Lines containing "value" are to be counted. Report the count alone.

* * *

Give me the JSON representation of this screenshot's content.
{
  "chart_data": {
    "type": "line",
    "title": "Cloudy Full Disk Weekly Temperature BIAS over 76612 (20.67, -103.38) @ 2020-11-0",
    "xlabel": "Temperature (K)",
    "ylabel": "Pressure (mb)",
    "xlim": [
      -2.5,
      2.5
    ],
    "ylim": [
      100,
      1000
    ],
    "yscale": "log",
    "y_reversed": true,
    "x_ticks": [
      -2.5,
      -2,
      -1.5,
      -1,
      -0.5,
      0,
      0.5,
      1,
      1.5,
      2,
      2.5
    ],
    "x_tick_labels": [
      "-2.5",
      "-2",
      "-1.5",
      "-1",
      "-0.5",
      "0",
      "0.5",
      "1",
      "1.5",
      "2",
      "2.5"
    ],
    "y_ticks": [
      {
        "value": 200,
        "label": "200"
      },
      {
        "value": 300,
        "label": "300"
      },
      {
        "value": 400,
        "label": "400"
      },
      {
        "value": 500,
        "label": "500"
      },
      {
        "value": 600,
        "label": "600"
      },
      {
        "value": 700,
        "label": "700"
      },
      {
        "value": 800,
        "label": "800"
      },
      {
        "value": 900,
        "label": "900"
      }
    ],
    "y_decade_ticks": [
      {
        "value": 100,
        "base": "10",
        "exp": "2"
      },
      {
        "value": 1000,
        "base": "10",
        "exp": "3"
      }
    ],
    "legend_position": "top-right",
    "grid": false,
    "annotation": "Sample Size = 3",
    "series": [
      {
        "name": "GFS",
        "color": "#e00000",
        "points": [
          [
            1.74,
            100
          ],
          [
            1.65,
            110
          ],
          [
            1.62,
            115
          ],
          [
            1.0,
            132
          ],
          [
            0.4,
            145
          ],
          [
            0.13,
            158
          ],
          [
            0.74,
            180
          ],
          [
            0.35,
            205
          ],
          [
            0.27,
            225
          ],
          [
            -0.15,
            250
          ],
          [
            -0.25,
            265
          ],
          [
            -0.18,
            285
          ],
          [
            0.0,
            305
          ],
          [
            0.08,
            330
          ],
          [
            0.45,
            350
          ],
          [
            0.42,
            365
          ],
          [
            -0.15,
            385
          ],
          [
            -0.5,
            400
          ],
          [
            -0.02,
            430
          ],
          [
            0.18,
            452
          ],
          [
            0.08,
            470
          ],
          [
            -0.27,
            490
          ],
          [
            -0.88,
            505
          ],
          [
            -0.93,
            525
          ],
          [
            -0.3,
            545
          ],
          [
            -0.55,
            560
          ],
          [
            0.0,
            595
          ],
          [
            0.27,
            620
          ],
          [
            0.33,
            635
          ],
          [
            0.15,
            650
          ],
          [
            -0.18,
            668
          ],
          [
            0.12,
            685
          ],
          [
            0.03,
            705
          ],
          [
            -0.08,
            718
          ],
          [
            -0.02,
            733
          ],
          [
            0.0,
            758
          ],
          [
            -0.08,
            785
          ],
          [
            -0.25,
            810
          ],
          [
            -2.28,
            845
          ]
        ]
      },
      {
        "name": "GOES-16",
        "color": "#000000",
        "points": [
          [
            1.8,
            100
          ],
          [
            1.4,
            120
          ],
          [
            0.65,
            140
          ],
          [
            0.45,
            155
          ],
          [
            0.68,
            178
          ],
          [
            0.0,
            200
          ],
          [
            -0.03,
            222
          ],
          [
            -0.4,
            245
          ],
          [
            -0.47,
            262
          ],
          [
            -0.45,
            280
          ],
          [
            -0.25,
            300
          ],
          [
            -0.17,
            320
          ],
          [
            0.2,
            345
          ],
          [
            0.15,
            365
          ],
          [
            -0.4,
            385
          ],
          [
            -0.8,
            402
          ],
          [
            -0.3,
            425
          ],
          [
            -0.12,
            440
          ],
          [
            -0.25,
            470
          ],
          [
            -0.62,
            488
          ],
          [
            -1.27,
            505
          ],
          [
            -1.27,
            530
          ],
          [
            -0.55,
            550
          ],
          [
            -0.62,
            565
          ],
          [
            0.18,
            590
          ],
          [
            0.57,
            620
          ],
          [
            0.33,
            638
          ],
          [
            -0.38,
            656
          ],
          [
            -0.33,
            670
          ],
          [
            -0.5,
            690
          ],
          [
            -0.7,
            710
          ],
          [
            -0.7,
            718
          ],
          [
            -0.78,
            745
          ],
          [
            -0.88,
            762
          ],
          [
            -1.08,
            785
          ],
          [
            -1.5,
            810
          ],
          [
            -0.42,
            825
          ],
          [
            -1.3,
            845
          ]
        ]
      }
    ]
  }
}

* * *

→ Task output: 10